Locate each line of the material that contains "Bitcoin", then return it.

(Saved data entries)
──────

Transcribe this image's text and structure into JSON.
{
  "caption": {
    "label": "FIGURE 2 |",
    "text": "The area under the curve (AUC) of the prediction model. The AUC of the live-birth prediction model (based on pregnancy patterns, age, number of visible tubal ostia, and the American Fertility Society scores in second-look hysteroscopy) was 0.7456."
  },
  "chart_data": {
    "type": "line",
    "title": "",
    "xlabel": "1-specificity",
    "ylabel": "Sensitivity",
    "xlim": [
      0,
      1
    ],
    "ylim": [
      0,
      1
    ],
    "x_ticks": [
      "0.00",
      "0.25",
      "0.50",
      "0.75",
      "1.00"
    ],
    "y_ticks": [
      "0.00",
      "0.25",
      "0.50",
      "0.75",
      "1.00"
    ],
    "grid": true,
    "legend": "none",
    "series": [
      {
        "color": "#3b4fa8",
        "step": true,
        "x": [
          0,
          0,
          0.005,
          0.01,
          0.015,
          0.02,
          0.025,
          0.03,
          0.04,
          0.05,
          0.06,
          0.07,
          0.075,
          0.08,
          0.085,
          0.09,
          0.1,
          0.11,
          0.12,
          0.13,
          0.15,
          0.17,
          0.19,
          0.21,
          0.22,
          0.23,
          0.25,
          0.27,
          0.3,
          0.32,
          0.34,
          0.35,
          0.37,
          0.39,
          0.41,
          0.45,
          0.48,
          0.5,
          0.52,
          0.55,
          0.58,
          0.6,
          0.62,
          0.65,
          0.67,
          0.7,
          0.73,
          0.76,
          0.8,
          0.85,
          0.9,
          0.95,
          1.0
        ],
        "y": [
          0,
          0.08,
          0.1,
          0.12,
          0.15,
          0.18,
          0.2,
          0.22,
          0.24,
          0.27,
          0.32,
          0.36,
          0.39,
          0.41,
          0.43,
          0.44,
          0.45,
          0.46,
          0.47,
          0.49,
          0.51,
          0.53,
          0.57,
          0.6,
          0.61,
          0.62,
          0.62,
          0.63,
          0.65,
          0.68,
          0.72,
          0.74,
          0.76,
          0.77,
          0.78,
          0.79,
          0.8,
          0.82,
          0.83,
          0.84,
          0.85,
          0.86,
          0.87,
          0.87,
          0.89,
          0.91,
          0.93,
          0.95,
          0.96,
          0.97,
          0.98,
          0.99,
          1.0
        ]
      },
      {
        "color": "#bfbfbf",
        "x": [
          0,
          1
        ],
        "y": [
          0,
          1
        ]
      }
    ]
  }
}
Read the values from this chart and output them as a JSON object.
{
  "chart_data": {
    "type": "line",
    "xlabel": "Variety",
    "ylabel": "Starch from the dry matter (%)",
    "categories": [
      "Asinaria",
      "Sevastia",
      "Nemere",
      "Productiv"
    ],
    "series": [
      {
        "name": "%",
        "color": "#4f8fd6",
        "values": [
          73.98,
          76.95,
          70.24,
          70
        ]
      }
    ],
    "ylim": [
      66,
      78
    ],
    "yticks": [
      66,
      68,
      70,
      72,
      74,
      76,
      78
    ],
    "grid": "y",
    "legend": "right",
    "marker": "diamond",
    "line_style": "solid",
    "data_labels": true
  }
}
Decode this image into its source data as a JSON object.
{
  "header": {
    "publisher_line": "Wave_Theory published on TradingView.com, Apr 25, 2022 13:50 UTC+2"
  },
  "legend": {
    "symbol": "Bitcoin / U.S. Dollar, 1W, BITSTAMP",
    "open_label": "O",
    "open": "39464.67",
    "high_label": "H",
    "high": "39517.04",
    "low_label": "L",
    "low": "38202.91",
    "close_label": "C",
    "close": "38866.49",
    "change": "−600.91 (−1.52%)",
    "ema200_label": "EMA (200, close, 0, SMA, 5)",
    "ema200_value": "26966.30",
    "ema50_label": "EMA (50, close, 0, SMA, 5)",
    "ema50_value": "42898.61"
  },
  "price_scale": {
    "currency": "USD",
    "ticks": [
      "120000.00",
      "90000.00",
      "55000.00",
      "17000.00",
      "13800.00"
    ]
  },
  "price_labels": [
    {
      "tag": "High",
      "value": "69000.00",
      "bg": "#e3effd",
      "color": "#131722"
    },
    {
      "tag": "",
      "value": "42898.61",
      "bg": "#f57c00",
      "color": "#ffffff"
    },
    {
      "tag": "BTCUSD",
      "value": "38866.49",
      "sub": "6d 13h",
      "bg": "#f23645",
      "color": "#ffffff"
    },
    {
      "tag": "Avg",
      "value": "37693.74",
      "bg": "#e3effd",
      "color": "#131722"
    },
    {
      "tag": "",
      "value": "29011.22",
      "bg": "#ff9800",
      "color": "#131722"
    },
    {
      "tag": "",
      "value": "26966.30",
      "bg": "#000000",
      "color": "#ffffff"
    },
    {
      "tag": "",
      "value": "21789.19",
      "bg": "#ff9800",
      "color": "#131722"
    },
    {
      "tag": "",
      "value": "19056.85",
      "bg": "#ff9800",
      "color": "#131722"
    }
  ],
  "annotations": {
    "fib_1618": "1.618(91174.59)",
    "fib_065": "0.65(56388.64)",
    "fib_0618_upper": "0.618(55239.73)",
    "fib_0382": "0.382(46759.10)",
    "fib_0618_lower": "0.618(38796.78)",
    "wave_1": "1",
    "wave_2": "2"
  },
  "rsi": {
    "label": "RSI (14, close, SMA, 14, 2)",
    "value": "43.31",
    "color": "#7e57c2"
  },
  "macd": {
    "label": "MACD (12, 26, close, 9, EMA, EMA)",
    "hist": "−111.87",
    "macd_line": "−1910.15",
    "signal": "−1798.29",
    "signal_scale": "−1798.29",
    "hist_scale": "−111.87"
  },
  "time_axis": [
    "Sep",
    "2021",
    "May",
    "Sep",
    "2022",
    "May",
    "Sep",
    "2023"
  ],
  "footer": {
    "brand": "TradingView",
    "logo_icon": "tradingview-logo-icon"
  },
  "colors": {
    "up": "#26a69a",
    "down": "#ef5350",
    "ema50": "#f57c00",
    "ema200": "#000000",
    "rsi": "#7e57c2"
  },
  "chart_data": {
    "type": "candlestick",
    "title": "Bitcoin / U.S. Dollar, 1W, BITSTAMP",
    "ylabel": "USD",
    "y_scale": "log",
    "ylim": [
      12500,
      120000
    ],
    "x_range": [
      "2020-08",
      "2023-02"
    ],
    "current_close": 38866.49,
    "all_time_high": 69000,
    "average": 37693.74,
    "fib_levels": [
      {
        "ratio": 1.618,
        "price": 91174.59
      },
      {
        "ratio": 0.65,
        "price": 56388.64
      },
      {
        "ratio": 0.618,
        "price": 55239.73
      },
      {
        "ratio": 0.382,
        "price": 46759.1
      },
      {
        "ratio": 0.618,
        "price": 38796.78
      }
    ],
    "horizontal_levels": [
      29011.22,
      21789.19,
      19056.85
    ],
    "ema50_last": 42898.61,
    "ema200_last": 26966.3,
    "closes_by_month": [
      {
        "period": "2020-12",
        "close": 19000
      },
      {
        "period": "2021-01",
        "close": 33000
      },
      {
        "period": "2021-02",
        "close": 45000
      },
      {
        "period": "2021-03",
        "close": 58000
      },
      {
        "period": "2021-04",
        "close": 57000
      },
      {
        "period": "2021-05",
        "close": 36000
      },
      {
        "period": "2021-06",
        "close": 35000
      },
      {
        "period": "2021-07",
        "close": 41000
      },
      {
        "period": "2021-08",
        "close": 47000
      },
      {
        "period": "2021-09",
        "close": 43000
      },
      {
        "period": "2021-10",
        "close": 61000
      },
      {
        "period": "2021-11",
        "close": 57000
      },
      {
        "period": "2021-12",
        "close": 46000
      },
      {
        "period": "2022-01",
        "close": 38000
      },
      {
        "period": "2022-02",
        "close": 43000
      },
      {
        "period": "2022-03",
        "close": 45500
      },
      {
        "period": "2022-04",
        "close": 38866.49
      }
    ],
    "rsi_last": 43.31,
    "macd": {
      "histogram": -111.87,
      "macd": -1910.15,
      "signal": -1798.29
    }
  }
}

──────

_COMPLETE RESPONSE:_
    "symbol": "Bitcoin / U.S. Dollar, 1W, BITSTAMP",
    "title": "Bitcoin / U.S. Dollar, 1W, BITSTAMP",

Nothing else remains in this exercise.